╔══
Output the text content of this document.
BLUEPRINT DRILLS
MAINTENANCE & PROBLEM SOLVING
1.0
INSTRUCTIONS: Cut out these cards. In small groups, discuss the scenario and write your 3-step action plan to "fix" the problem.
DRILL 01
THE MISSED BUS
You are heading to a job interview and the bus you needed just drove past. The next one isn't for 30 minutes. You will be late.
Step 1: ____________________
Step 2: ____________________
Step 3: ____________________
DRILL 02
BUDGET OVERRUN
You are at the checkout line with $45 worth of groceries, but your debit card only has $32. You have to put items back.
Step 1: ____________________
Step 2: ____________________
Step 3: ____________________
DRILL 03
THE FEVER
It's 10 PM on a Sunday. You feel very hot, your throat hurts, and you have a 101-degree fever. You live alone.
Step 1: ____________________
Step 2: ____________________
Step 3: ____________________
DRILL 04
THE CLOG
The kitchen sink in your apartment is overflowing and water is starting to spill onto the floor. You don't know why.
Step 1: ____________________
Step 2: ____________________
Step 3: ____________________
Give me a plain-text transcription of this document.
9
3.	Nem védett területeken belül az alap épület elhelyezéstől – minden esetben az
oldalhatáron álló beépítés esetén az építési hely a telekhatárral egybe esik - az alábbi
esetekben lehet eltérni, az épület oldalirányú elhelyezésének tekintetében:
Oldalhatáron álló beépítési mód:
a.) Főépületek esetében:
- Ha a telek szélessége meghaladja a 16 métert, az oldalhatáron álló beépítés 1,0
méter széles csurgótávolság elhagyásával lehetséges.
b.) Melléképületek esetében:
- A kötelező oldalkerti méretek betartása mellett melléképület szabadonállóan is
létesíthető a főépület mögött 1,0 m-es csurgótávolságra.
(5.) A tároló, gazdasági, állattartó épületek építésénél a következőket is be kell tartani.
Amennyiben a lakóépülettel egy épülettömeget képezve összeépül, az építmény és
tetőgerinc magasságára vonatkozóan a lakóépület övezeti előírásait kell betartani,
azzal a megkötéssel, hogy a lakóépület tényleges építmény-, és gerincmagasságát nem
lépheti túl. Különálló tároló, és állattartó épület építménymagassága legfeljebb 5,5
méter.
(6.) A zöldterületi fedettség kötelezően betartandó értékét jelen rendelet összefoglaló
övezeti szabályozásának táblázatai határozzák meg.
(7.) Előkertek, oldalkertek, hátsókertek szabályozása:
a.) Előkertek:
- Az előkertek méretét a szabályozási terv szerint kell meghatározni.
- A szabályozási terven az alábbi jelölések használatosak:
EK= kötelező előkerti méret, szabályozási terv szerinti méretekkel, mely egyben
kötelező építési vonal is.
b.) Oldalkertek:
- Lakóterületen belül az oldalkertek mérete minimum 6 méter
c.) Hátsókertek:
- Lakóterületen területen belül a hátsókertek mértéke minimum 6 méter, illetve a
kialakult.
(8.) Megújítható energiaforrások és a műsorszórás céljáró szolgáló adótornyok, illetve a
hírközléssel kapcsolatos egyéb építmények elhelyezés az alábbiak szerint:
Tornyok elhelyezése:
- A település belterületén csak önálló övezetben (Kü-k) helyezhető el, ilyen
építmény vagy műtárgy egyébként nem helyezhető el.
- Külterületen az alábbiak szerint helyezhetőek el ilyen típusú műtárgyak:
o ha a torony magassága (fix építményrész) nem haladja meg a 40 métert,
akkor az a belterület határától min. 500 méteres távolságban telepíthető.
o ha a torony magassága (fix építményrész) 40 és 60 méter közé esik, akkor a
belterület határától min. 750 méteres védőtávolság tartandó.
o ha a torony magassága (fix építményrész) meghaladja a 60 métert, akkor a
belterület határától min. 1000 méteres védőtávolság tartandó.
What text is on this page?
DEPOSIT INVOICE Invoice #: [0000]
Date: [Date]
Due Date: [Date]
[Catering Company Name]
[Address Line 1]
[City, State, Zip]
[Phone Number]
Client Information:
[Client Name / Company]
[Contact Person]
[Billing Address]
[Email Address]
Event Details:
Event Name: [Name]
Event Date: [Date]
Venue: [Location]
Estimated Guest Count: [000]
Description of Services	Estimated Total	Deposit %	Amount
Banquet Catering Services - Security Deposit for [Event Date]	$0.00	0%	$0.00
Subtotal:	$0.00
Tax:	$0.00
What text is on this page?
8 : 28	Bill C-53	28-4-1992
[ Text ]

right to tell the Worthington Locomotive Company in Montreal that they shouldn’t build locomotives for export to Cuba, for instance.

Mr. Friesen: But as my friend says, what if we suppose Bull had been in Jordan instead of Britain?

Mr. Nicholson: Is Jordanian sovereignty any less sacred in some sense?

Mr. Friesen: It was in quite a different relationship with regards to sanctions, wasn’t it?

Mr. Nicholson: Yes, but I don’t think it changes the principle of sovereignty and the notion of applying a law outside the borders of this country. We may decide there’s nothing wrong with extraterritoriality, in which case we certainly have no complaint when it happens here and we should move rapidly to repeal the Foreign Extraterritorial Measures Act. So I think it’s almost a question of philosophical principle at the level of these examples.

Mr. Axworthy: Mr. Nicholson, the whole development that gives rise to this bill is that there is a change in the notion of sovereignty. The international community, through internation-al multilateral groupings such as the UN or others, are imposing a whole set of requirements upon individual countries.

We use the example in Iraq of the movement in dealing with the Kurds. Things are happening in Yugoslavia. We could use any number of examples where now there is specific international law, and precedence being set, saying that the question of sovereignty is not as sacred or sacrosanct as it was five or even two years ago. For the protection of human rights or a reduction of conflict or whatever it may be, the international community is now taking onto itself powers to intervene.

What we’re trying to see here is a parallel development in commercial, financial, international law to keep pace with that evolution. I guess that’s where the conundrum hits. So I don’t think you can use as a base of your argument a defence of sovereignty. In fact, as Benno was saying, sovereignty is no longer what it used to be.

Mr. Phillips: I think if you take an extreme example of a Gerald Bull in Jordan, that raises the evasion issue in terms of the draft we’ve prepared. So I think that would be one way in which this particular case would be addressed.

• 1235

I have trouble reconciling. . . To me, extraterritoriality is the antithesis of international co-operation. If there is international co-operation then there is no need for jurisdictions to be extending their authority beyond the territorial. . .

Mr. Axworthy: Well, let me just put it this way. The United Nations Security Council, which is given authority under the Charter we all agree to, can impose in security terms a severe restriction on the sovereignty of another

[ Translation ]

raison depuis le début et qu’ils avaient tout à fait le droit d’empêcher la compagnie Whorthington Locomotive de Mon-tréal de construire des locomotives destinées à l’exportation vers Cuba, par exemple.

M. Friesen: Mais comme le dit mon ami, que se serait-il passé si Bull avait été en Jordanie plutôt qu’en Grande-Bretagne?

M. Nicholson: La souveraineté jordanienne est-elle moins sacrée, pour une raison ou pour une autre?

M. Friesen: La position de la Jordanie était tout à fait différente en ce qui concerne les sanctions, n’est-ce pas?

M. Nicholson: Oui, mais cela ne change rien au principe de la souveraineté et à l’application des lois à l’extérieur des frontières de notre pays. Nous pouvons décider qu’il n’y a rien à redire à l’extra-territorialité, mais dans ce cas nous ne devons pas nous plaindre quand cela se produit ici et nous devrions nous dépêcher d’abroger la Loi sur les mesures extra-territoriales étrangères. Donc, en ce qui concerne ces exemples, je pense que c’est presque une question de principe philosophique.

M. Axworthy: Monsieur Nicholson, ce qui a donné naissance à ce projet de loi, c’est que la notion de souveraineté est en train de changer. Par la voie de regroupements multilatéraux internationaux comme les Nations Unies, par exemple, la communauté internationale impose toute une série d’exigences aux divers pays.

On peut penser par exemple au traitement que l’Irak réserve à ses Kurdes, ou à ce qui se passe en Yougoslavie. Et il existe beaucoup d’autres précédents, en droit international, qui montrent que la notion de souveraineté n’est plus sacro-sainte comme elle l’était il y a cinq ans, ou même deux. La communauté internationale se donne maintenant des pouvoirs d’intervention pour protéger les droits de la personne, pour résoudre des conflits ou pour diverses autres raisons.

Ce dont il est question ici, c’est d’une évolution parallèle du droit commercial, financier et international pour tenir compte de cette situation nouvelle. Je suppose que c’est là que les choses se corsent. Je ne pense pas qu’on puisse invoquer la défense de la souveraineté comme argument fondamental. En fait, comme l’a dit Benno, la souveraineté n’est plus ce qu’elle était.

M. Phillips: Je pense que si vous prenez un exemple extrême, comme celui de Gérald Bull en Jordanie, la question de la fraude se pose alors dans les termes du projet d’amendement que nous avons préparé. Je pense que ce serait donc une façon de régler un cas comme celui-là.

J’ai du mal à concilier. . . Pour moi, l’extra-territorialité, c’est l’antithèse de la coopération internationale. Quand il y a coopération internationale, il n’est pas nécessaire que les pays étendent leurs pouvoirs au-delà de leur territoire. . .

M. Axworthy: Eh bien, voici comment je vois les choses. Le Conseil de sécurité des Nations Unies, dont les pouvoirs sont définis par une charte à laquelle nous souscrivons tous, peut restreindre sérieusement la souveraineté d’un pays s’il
╚══
-- Set task --
All lines of the data above that include the word "állattartó" must be shown.

-- Written response --
(5.) A tároló, gazdasági, állattartó épületek építésénél a következőket is be kell tartani.
lépheti túl. Különálló tároló, és állattartó épület építménymagassága legfeljebb 5,5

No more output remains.